start Records shown
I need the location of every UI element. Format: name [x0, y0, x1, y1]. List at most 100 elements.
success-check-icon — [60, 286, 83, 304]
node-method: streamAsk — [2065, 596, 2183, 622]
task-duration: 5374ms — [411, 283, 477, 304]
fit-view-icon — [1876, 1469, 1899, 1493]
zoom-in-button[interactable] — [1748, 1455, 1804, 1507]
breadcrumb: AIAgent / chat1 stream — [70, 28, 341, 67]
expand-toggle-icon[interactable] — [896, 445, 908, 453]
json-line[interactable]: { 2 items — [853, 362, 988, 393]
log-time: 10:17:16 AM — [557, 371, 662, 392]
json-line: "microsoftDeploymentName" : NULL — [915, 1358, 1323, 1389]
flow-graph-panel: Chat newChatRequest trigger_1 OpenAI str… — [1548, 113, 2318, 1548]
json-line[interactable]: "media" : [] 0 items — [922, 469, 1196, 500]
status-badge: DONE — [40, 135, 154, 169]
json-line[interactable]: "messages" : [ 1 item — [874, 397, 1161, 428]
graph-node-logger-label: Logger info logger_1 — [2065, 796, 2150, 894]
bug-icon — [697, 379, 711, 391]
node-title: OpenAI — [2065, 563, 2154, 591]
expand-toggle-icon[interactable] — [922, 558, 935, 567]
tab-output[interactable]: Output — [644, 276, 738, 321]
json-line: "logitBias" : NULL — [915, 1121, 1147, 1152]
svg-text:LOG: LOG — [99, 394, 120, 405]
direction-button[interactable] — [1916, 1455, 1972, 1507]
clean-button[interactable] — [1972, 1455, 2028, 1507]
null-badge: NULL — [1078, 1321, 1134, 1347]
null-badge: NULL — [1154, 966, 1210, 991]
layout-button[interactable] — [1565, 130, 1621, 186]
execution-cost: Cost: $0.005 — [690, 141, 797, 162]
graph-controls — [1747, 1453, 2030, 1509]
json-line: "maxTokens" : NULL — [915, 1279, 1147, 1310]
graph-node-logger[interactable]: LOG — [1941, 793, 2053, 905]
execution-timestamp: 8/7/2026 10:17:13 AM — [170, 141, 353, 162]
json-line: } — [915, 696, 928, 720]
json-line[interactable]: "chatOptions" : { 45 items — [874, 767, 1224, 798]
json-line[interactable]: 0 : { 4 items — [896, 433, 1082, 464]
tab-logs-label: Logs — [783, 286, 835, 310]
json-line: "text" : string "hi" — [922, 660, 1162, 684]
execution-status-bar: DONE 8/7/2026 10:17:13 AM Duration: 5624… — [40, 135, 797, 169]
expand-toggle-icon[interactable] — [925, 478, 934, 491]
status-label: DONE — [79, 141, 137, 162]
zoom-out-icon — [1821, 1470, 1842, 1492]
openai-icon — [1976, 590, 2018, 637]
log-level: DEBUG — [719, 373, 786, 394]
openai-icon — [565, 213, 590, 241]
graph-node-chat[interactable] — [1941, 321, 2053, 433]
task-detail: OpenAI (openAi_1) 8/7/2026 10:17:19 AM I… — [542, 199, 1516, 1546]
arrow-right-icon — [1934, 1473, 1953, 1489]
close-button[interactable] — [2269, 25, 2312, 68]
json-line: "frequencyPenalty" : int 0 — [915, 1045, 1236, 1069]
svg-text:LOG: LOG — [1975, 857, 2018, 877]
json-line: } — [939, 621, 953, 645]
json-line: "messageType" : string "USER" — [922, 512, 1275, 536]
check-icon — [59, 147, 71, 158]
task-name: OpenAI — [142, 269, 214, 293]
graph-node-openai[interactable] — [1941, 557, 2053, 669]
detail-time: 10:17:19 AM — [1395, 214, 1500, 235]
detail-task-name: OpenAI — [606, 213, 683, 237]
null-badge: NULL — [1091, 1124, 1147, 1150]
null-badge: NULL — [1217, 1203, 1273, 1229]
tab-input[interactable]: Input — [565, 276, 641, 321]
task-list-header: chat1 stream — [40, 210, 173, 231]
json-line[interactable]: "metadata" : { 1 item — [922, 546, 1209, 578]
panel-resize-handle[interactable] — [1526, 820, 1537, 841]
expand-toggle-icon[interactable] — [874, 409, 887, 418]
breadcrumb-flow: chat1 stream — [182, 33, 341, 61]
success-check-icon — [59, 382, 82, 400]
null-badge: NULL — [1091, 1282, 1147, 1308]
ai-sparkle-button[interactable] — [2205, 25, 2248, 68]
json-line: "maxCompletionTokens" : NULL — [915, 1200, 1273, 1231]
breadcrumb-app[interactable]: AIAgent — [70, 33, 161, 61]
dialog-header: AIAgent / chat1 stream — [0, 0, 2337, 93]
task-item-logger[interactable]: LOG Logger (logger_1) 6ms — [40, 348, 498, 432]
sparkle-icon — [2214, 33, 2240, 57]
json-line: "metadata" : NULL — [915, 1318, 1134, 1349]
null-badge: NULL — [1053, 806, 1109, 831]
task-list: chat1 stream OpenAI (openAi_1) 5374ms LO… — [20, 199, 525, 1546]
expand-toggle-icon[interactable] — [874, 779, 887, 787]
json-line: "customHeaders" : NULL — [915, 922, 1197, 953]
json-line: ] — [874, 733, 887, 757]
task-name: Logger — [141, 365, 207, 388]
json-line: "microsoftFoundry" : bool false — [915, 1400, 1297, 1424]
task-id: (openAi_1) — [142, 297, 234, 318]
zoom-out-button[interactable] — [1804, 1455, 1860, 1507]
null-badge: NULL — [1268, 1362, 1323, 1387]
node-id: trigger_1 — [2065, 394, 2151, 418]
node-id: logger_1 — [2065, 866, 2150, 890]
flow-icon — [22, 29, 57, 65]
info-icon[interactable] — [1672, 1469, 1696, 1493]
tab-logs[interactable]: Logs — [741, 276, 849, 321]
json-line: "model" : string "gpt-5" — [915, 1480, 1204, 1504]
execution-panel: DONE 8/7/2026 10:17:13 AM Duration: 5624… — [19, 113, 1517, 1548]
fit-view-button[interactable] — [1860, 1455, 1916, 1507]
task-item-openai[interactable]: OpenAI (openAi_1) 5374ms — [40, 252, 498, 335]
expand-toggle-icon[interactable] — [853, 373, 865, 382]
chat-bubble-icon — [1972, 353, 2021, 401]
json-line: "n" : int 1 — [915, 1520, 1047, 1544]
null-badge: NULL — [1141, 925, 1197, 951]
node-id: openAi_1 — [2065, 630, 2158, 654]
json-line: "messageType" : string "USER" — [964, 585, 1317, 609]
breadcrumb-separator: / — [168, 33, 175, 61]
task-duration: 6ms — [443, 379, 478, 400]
end Records shown
Problem requirements: Write out all the entries again, switching every "expand-toggle-icon" to "disclosure-arrow" and leaving everything else as it is.

Complete response:
I need the location of every UI element. Format: name [x0, y0, x1, y1]. List at most 100 elements.
success-check-icon — [60, 286, 83, 304]
node-method: streamAsk — [2065, 596, 2183, 622]
task-duration: 5374ms — [411, 283, 477, 304]
fit-view-icon — [1876, 1469, 1899, 1493]
zoom-in-button[interactable] — [1748, 1455, 1804, 1507]
breadcrumb: AIAgent / chat1 stream — [70, 28, 341, 67]
disclosure-arrow[interactable] — [896, 445, 908, 453]
json-line[interactable]: { 2 items — [853, 362, 988, 393]
log-time: 10:17:16 AM — [557, 371, 662, 392]
json-line: "microsoftDeploymentName" : NULL — [915, 1358, 1323, 1389]
flow-graph-panel: Chat newChatRequest trigger_1 OpenAI str… — [1548, 113, 2318, 1548]
json-line[interactable]: "media" : [] 0 items — [922, 469, 1196, 500]
status-badge: DONE — [40, 135, 154, 169]
json-line[interactable]: "messages" : [ 1 item — [874, 397, 1161, 428]
graph-node-logger-label: Logger info logger_1 — [2065, 796, 2150, 894]
bug-icon — [697, 379, 711, 391]
node-title: OpenAI — [2065, 563, 2154, 591]
disclosure-arrow[interactable] — [922, 558, 935, 567]
tab-output[interactable]: Output — [644, 276, 738, 321]
json-line: "logitBias" : NULL — [915, 1121, 1147, 1152]
svg-text:LOG: LOG — [99, 394, 120, 405]
direction-button[interactable] — [1916, 1455, 1972, 1507]
clean-button[interactable] — [1972, 1455, 2028, 1507]
null-badge: NULL — [1078, 1321, 1134, 1347]
null-badge: NULL — [1154, 966, 1210, 991]
layout-button[interactable] — [1565, 130, 1621, 186]
execution-cost: Cost: $0.005 — [690, 141, 797, 162]
graph-controls — [1747, 1453, 2030, 1509]
json-line: "maxTokens" : NULL — [915, 1279, 1147, 1310]
graph-node-logger[interactable]: LOG — [1941, 793, 2053, 905]
execution-timestamp: 8/7/2026 10:17:13 AM — [170, 141, 353, 162]
json-line: } — [915, 696, 928, 720]
json-line[interactable]: "chatOptions" : { 45 items — [874, 767, 1224, 798]
json-line[interactable]: 0 : { 4 items — [896, 433, 1082, 464]
tab-logs-label: Logs — [783, 286, 835, 310]
json-line: "text" : string "hi" — [922, 660, 1162, 684]
execution-status-bar: DONE 8/7/2026 10:17:13 AM Duration: 5624… — [40, 135, 797, 169]
disclosure-arrow[interactable] — [925, 478, 934, 491]
status-label: DONE — [79, 141, 137, 162]
zoom-out-icon — [1821, 1470, 1842, 1492]
openai-icon — [1976, 590, 2018, 637]
log-level: DEBUG — [719, 373, 786, 394]
openai-icon — [565, 213, 590, 241]
graph-node-chat[interactable] — [1941, 321, 2053, 433]
task-detail: OpenAI (openAi_1) 8/7/2026 10:17:19 AM I… — [542, 199, 1516, 1546]
arrow-right-icon — [1934, 1473, 1953, 1489]
close-button[interactable] — [2269, 25, 2312, 68]
json-line: "frequencyPenalty" : int 0 — [915, 1045, 1236, 1069]
svg-text:LOG: LOG — [1975, 857, 2018, 877]
json-line: } — [939, 621, 953, 645]
json-line: "messageType" : string "USER" — [922, 512, 1275, 536]
check-icon — [59, 147, 71, 158]
task-name: OpenAI — [142, 269, 214, 293]
graph-node-openai[interactable] — [1941, 557, 2053, 669]
detail-time: 10:17:19 AM — [1395, 214, 1500, 235]
detail-task-name: OpenAI — [606, 213, 683, 237]
null-badge: NULL — [1091, 1124, 1147, 1150]
null-badge: NULL — [1217, 1203, 1273, 1229]
tab-input[interactable]: Input — [565, 276, 641, 321]
task-list-header: chat1 stream — [40, 210, 173, 231]
json-line[interactable]: "metadata" : { 1 item — [922, 546, 1209, 578]
panel-resize-handle[interactable] — [1526, 820, 1537, 841]
disclosure-arrow[interactable] — [874, 409, 887, 418]
breadcrumb-flow: chat1 stream — [182, 33, 341, 61]
success-check-icon — [59, 382, 82, 400]
null-badge: NULL — [1091, 1282, 1147, 1308]
ai-sparkle-button[interactable] — [2205, 25, 2248, 68]
json-line: "maxCompletionTokens" : NULL — [915, 1200, 1273, 1231]
breadcrumb-app[interactable]: AIAgent — [70, 33, 161, 61]
dialog-header: AIAgent / chat1 stream — [0, 0, 2337, 93]
task-item-logger[interactable]: LOG Logger (logger_1) 6ms — [40, 348, 498, 432]
sparkle-icon — [2214, 33, 2240, 57]
json-line: "metadata" : NULL — [915, 1318, 1134, 1349]
null-badge: NULL — [1053, 806, 1109, 831]
task-list: chat1 stream OpenAI (openAi_1) 5374ms LO… — [20, 199, 525, 1546]
disclosure-arrow[interactable] — [874, 779, 887, 787]
json-line: "customHeaders" : NULL — [915, 922, 1197, 953]
json-line: ] — [874, 733, 887, 757]
task-name: Logger — [141, 365, 207, 388]
json-line: "microsoftFoundry" : bool false — [915, 1400, 1297, 1424]
task-id: (openAi_1) — [142, 297, 234, 318]
zoom-out-button[interactable] — [1804, 1455, 1860, 1507]
null-badge: NULL — [1268, 1362, 1323, 1387]
node-id: trigger_1 — [2065, 394, 2151, 418]
node-id: logger_1 — [2065, 866, 2150, 890]
flow-icon — [22, 29, 57, 65]
info-icon[interactable] — [1672, 1469, 1696, 1493]
tab-logs[interactable]: Logs — [741, 276, 849, 321]
json-line: "model" : string "gpt-5" — [915, 1480, 1204, 1504]
execution-panel: DONE 8/7/2026 10:17:13 AM Duration: 5624… — [19, 113, 1517, 1548]
fit-view-button[interactable] — [1860, 1455, 1916, 1507]
task-item-openai[interactable]: OpenAI (openAi_1) 5374ms — [40, 252, 498, 335]
disclosure-arrow[interactable] — [853, 373, 865, 382]
chat-bubble-icon — [1972, 353, 2021, 401]
json-line: "n" : int 1 — [915, 1520, 1047, 1544]
null-badge: NULL — [1141, 925, 1197, 951]
node-id: openAi_1 — [2065, 630, 2158, 654]
json-line: "messageType" : string "USER" — [964, 585, 1317, 609]
breadcrumb-separator: / — [168, 33, 175, 61]
task-duration: 6ms — [443, 379, 478, 400]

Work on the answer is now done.